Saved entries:

◇ ◇ ◇ ◇ ◇

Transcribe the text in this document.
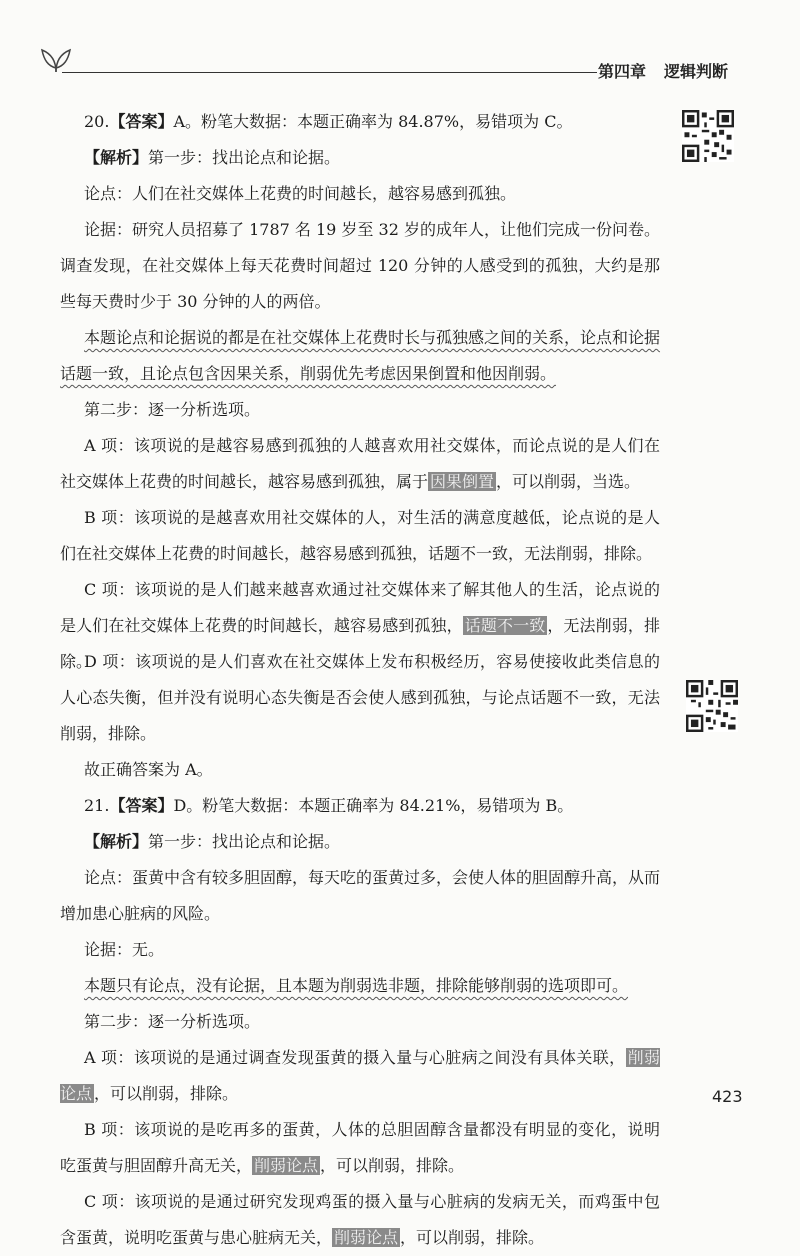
第四章 逻辑判断

20.【答案】A。粉笔大数据：本题正确率为 84.87%，易错项为 C。

【解析】第一步：找出论点和论据。

论点：人们在社交媒体上花费的时间越长，越容易感到孤独。

论据：研究人员招募了 1787 名 19 岁至 32 岁的成年人，让他们完成一份问卷。调查发现，在社交媒体上每天花费时间超过 120 分钟的人感受到的孤独，大约是那些每天费时少于 30 分钟的人的两倍。

本题论点和论据说的都是在社交媒体上花费时长与孤独感之间的关系，论点和论据话题一致，且论点包含因果关系，削弱优先考虑因果倒置和他因削弱。

第二步：逐一分析选项。

A 项：该项说的是越容易感到孤独的人越喜欢用社交媒体，而论点说的是人们在社交媒体上花费的时间越长，越容易感到孤独，属于 因果倒置 ，可以削弱，当选。

B 项：该项说的是越喜欢用社交媒体的人，对生活的满意度越低，论点说的是人们在社交媒体上花费的时间越长，越容易感到孤独，话题不一致，无法削弱，排除。

C 项：该项说的是人们越来越喜欢通过社交媒体来了解其他人的生活，论点说的是人们在社交媒体上花费的时间越长，越容易感到孤独， 话题不一致 ，无法削弱，排除。

D 项：该项说的是人们喜欢在社交媒体上发布积极经历，容易使接收此类信息的人心态失衡，但并没有说明心态失衡是否会使人感到孤独，与论点话题不一致，无法削弱，排除。

故正确答案为 A。

21.【答案】D。粉笔大数据：本题正确率为 84.21%，易错项为 B。

【解析】第一步：找出论点和论据。

论点：蛋黄中含有较多胆固醇，每天吃的蛋黄过多，会使人体的胆固醇升高，从而增加患心脏病的风险。

论据：无。

本题只有论点，没有论据，且本题为削弱选非题，排除能够削弱的选项即可。

第二步：逐一分析选项。

A 项：该项说的是通过调查发现蛋黄的摄入量与心脏病之间没有具体关联， 削弱论点 ，可以削弱，排除。

B 项：该项说的是吃再多的蛋黄，人体的总胆固醇含量都没有明显的变化，说明吃蛋黄与胆固醇升高无关， 削弱论点 ，可以削弱，排除。

C 项：该项说的是通过研究发现鸡蛋的摄入量与心脏病的发病无关，而鸡蛋中包含蛋黄，说明吃蛋黄与患心脏病无关， 削弱论点 ，可以削弱，排除。

423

◇ ◇ ◇ ◇ ◇

Given exercise
Reply with one number: the count of lines in the entries that include the word "易错项为".

Task output
2